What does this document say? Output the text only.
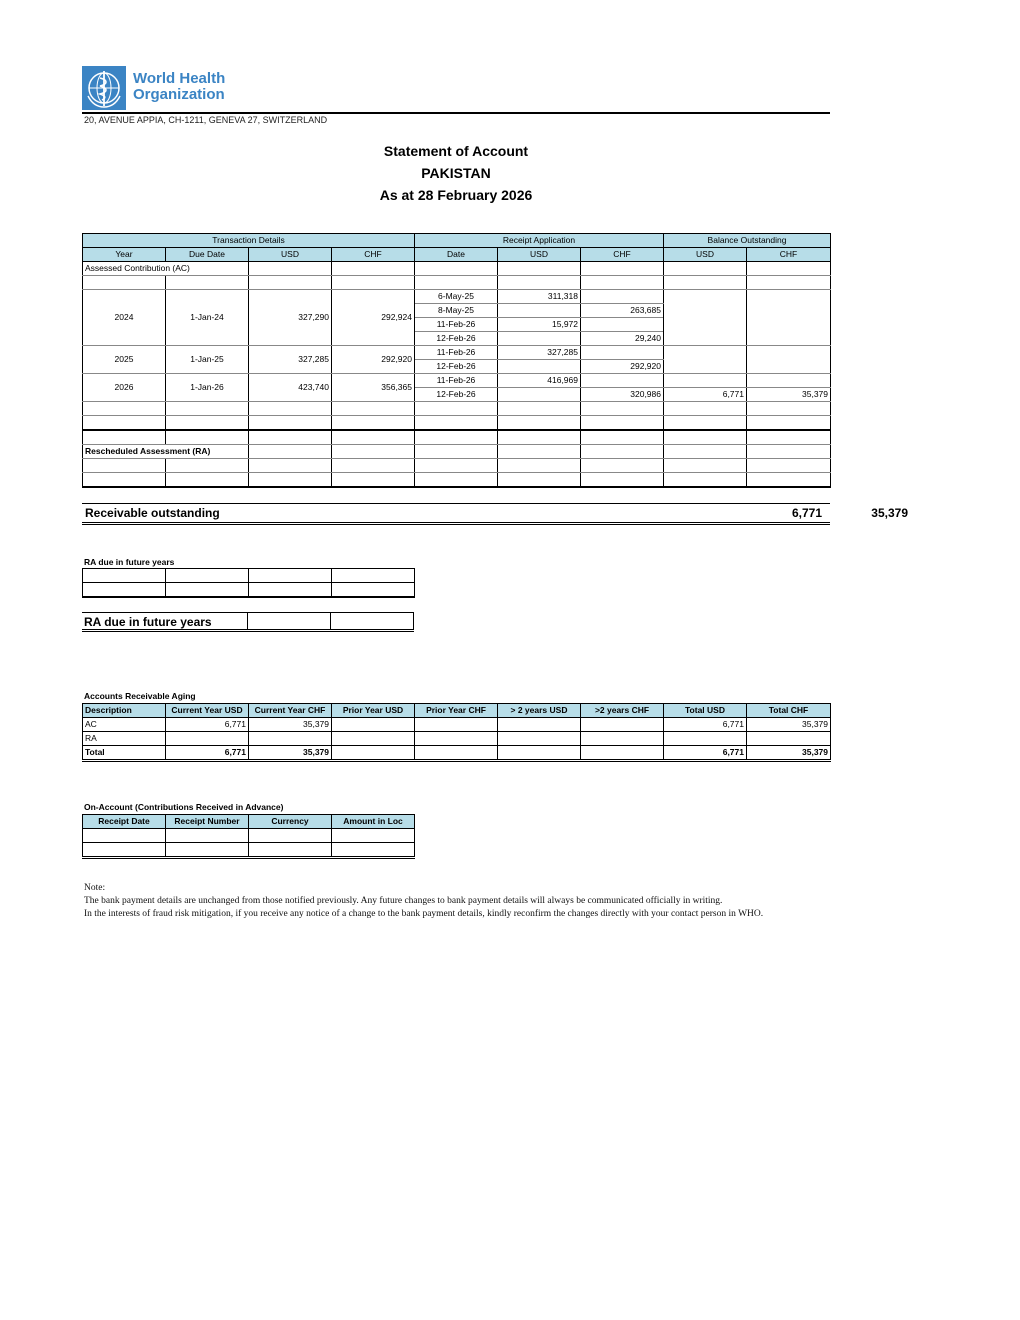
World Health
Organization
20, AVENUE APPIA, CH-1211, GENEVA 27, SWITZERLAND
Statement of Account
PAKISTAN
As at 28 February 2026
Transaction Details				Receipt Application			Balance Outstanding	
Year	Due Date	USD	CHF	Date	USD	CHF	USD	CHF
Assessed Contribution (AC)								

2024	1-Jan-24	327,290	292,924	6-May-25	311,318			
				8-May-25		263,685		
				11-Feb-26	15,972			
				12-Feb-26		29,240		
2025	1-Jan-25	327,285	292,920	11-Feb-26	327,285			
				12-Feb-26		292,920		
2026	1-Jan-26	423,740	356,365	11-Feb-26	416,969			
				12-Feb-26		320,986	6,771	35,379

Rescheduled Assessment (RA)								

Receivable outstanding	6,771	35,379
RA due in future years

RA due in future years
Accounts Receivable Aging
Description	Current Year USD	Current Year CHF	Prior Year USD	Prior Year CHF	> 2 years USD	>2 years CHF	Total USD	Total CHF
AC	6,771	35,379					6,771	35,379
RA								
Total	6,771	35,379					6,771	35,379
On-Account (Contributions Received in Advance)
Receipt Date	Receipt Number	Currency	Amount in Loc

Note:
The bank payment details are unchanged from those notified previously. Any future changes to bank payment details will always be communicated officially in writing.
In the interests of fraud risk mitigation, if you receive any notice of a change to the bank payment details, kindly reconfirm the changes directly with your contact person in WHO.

§ **Goal**
Using the listing above, show every line that includes the string "changes".

§ **Answer below**
The bank payment details are unchanged from those notified previously. Any future changes to bank payment details will always be communicated officially in writing.
In the interests of fraud risk mitigation, if you receive any notice of a change to the bank payment details, kindly reconfirm the changes directly with your contact person in WHO.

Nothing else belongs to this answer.